→ SOURCE DATA:
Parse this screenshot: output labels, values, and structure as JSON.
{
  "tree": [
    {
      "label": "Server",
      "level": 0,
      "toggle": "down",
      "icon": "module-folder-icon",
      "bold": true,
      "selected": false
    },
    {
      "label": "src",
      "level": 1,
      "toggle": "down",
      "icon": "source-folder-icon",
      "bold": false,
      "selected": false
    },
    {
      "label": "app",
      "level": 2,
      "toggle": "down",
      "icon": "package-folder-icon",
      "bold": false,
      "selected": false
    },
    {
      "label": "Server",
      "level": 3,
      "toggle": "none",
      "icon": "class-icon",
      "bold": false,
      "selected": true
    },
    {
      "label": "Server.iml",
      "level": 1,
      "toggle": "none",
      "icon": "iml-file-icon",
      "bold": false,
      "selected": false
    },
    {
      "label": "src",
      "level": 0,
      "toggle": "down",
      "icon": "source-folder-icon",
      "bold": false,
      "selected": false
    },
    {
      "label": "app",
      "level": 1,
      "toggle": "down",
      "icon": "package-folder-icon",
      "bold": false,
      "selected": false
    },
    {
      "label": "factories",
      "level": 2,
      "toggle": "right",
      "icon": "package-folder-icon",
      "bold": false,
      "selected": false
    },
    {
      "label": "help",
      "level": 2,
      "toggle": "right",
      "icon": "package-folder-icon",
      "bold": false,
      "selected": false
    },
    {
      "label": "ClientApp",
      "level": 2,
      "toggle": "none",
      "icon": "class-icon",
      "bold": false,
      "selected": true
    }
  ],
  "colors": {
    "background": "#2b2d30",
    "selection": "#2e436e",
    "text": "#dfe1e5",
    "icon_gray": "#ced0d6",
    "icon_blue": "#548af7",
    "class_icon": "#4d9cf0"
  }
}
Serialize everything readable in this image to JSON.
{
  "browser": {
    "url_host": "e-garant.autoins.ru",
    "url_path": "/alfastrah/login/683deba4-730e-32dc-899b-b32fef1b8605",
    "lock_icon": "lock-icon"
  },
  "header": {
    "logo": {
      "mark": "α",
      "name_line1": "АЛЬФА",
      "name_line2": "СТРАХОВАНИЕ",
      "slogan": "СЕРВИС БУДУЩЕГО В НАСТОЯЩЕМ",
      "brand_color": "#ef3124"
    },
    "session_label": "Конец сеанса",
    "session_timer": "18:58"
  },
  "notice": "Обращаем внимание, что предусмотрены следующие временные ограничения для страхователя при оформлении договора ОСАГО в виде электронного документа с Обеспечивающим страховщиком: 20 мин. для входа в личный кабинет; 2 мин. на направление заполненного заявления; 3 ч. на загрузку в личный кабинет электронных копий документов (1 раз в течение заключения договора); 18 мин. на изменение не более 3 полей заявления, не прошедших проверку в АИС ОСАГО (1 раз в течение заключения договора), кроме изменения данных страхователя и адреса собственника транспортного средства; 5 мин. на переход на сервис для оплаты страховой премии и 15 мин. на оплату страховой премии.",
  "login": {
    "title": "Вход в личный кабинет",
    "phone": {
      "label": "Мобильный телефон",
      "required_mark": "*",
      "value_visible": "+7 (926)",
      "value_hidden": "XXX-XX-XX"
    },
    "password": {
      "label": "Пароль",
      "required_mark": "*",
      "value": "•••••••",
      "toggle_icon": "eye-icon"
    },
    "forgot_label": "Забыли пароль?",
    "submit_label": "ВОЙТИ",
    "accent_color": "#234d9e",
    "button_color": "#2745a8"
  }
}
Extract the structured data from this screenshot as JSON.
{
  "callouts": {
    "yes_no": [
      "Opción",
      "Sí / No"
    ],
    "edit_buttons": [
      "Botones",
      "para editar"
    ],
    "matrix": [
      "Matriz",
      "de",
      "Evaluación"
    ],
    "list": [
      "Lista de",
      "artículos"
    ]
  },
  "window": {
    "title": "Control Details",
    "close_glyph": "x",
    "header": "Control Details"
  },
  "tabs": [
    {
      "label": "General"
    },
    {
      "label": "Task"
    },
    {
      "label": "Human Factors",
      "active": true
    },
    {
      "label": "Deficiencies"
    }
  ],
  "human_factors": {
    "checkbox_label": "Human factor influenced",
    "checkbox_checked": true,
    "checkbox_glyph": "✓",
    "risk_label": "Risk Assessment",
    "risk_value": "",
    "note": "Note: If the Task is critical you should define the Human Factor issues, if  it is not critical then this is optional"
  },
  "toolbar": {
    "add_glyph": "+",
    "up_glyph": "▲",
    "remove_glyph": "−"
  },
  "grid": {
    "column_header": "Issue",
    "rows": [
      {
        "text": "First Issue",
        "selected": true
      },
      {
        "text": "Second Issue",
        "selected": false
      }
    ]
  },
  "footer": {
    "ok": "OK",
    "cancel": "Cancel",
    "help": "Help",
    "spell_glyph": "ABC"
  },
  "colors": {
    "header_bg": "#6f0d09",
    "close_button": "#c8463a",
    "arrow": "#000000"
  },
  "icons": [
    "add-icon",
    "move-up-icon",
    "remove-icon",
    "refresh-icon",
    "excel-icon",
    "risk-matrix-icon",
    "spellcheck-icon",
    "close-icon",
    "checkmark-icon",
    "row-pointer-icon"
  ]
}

→ REQUIRED TASK:
Repeat the material word for word, in full.

→ TASK RESULT:
Parse this screenshot: output labels, values, and structure as JSON.
{
  "tree": [
    {
      "label": "Server",
      "level": 0,
      "toggle": "down",
      "icon": "module-folder-icon",
      "bold": true,
      "selected": false
    },
    {
      "label": "src",
      "level": 1,
      "toggle": "down",
      "icon": "source-folder-icon",
      "bold": false,
      "selected": false
    },
    {
      "label": "app",
      "level": 2,
      "toggle": "down",
      "icon": "package-folder-icon",
      "bold": false,
      "selected": false
    },
    {
      "label": "Server",
      "level": 3,
      "toggle": "none",
      "icon": "class-icon",
      "bold": false,
      "selected": true
    },
    {
      "label": "Server.iml",
      "level": 1,
      "toggle": "none",
      "icon": "iml-file-icon",
      "bold": false,
      "selected": false
    },
    {
      "label": "src",
      "level": 0,
      "toggle": "down",
      "icon": "source-folder-icon",
      "bold": false,
      "selected": false
    },
    {
      "label": "app",
      "level": 1,
      "toggle": "down",
      "icon": "package-folder-icon",
      "bold": false,
      "selected": false
    },
    {
      "label": "factories",
      "level": 2,
      "toggle": "right",
      "icon": "package-folder-icon",
      "bold": false,
      "selected": false
    },
    {
      "label": "help",
      "level": 2,
      "toggle": "right",
      "icon": "package-folder-icon",
      "bold": false,
      "selected": false
    },
    {
      "label": "ClientApp",
      "level": 2,
      "toggle": "none",
      "icon": "class-icon",
      "bold": false,
      "selected": true
    }
  ],
  "colors": {
    "background": "#2b2d30",
    "selection": "#2e436e",
    "text": "#dfe1e5",
    "icon_gray": "#ced0d6",
    "icon_blue": "#548af7",
    "class_icon": "#4d9cf0"
  }
}
Serialize everything readable in this image to JSON.
{
  "browser": {
    "url_host": "e-garant.autoins.ru",
    "url_path": "/alfastrah/login/683deba4-730e-32dc-899b-b32fef1b8605",
    "lock_icon": "lock-icon"
  },
  "header": {
    "logo": {
      "mark": "α",
      "name_line1": "АЛЬФА",
      "name_line2": "СТРАХОВАНИЕ",
      "slogan": "СЕРВИС БУДУЩЕГО В НАСТОЯЩЕМ",
      "brand_color": "#ef3124"
    },
    "session_label": "Конец сеанса",
    "session_timer": "18:58"
  },
  "notice": "Обращаем внимание, что предусмотрены следующие временные ограничения для страхователя при оформлении договора ОСАГО в виде электронного документа с Обеспечивающим страховщиком: 20 мин. для входа в личный кабинет; 2 мин. на направление заполненного заявления; 3 ч. на загрузку в личный кабинет электронных копий документов (1 раз в течение заключения договора); 18 мин. на изменение не более 3 полей заявления, не прошедших проверку в АИС ОСАГО (1 раз в течение заключения договора), кроме изменения данных страхователя и адреса собственника транспортного средства; 5 мин. на переход на сервис для оплаты страховой премии и 15 мин. на оплату страховой премии.",
  "login": {
    "title": "Вход в личный кабинет",
    "phone": {
      "label": "Мобильный телефон",
      "required_mark": "*",
      "value_visible": "+7 (926)",
      "value_hidden": "XXX-XX-XX"
    },
    "password": {
      "label": "Пароль",
      "required_mark": "*",
      "value": "•••••••",
      "toggle_icon": "eye-icon"
    },
    "forgot_label": "Забыли пароль?",
    "submit_label": "ВОЙТИ",
    "accent_color": "#234d9e",
    "button_color": "#2745a8"
  }
}
Extract the structured data from this screenshot as JSON.
{
  "callouts": {
    "yes_no": [
      "Opción",
      "Sí / No"
    ],
    "edit_buttons": [
      "Botones",
      "para editar"
    ],
    "matrix": [
      "Matriz",
      "de",
      "Evaluación"
    ],
    "list": [
      "Lista de",
      "artículos"
    ]
  },
  "window": {
    "title": "Control Details",
    "close_glyph": "x",
    "header": "Control Details"
  },
  "tabs": [
    {
      "label": "General"
    },
    {
      "label": "Task"
    },
    {
      "label": "Human Factors",
      "active": true
    },
    {
      "label": "Deficiencies"
    }
  ],
  "human_factors": {
    "checkbox_label": "Human factor influenced",
    "checkbox_checked": true,
    "checkbox_glyph": "✓",
    "risk_label": "Risk Assessment",
    "risk_value": "",
    "note": "Note: If the Task is critical you should define the Human Factor issues, if  it is not critical then this is optional"
  },
  "toolbar": {
    "add_glyph": "+",
    "up_glyph": "▲",
    "remove_glyph": "−"
  },
  "grid": {
    "column_header": "Issue",
    "rows": [
      {
        "text": "First Issue",
        "selected": true
      },
      {
        "text": "Second Issue",
        "selected": false
      }
    ]
  },
  "footer": {
    "ok": "OK",
    "cancel": "Cancel",
    "help": "Help",
    "spell_glyph": "ABC"
  },
  "colors": {
    "header_bg": "#6f0d09",
    "close_button": "#c8463a",
    "arrow": "#000000"
  },
  "icons": [
    "add-icon",
    "move-up-icon",
    "remove-icon",
    "refresh-icon",
    "excel-icon",
    "risk-matrix-icon",
    "spellcheck-icon",
    "close-icon",
    "checkmark-icon",
    "row-pointer-icon"
  ]
}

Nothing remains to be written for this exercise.